# GIVEN PROBLEM
Your task is to repeat the entries word for word while leaving out the pictures.

*** DATA SECTION ***

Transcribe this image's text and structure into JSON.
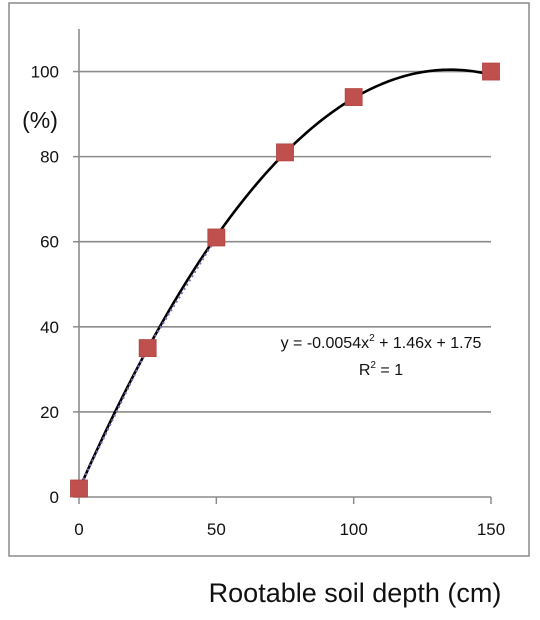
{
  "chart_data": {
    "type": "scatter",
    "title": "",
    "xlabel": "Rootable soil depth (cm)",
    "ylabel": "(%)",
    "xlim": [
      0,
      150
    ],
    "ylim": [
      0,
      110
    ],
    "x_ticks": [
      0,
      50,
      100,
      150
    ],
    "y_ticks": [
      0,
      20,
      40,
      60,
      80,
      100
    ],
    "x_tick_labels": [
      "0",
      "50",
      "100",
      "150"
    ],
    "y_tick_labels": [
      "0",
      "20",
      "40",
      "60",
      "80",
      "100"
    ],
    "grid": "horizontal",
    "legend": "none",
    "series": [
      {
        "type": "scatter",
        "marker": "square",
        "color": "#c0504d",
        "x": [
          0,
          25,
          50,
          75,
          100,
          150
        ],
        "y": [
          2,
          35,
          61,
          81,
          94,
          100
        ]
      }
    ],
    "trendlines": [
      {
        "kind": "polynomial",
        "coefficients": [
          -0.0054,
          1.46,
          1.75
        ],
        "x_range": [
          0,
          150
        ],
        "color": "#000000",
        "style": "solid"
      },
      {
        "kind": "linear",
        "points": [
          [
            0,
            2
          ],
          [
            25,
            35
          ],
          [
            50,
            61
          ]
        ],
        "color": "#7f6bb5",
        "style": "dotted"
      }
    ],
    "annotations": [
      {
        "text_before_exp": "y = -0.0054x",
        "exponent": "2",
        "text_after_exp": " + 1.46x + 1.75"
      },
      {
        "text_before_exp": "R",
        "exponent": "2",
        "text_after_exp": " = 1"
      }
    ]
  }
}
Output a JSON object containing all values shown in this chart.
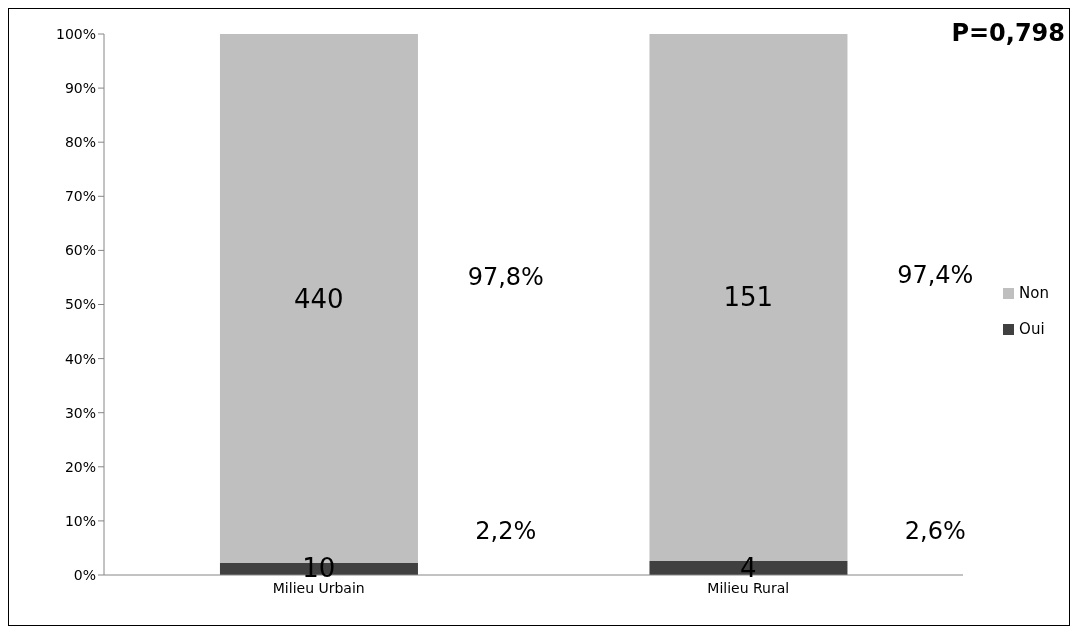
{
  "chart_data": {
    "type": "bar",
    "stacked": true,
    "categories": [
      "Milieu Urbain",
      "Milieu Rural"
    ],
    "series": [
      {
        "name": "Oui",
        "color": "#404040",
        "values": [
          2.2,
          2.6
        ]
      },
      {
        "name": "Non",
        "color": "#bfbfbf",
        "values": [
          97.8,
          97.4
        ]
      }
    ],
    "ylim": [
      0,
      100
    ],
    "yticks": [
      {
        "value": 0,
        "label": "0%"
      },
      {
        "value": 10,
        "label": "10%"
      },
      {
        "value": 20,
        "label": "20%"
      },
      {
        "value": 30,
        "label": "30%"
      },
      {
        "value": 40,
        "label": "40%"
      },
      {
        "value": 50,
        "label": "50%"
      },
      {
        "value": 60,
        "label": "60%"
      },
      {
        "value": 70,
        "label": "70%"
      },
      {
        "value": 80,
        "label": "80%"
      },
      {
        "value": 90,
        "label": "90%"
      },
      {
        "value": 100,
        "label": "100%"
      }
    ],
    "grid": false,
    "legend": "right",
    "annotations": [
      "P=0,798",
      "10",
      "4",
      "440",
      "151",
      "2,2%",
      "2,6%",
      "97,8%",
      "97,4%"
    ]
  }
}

***

# EXPECTED OUTPUT
Transcribe this image's text and structure into JSON.
{
  "chart_data": {
    "type": "scatter",
    "title": "",
    "xlabel": "Rootable soil depth (cm)",
    "ylabel": "(%)",
    "xlim": [
      0,
      150
    ],
    "ylim": [
      0,
      110
    ],
    "x_ticks": [
      0,
      50,
      100,
      150
    ],
    "y_ticks": [
      0,
      20,
      40,
      60,
      80,
      100
    ],
    "x_tick_labels": [
      "0",
      "50",
      "100",
      "150"
    ],
    "y_tick_labels": [
      "0",
      "20",
      "40",
      "60",
      "80",
      "100"
    ],
    "grid": "horizontal",
    "legend": "none",
    "series": [
      {
        "type": "scatter",
        "marker": "square",
        "color": "#c0504d",
        "x": [
          0,
          25,
          50,
          75,
          100,
          150
        ],
        "y": [
          2,
          35,
          61,
          81,
          94,
          100
        ]
      }
    ],
    "trendlines": [
      {
        "kind": "polynomial",
        "coefficients": [
          -0.0054,
          1.46,
          1.75
        ],
        "x_range": [
          0,
          150
        ],
        "color": "#000000",
        "style": "solid"
      },
      {
        "kind": "linear",
        "points": [
          [
            0,
            2
          ],
          [
            25,
            35
          ],
          [
            50,
            61
          ]
        ],
        "color": "#7f6bb5",
        "style": "dotted"
      }
    ],
    "annotations": [
      {
        "text_before_exp": "y = -0.0054x",
        "exponent": "2",
        "text_after_exp": " + 1.46x + 1.75"
      },
      {
        "text_before_exp": "R",
        "exponent": "2",
        "text_after_exp": " = 1"
      }
    ]
  }
}
Output a JSON object containing all values shown in this chart.
{
  "chart_data": {
    "type": "bar",
    "stacked": true,
    "categories": [
      "Milieu Urbain",
      "Milieu Rural"
    ],
    "series": [
      {
        "name": "Oui",
        "color": "#404040",
        "values": [
          2.2,
          2.6
        ]
      },
      {
        "name": "Non",
        "color": "#bfbfbf",
        "values": [
          97.8,
          97.4
        ]
      }
    ],
    "ylim": [
      0,
      100
    ],
    "yticks": [
      {
        "value": 0,
        "label": "0%"
      },
      {
        "value": 10,
        "label": "10%"
      },
      {
        "value": 20,
        "label": "20%"
      },
      {
        "value": 30,
        "label": "30%"
      },
      {
        "value": 40,
        "label": "40%"
      },
      {
        "value": 50,
        "label": "50%"
      },
      {
        "value": 60,
        "label": "60%"
      },
      {
        "value": 70,
        "label": "70%"
      },
      {
        "value": 80,
        "label": "80%"
      },
      {
        "value": 90,
        "label": "90%"
      },
      {
        "value": 100,
        "label": "100%"
      }
    ],
    "grid": false,
    "legend": "right",
    "annotations": [
      "P=0,798",
      "10",
      "4",
      "440",
      "151",
      "2,2%",
      "2,6%",
      "97,8%",
      "97,4%"
    ]
  }
}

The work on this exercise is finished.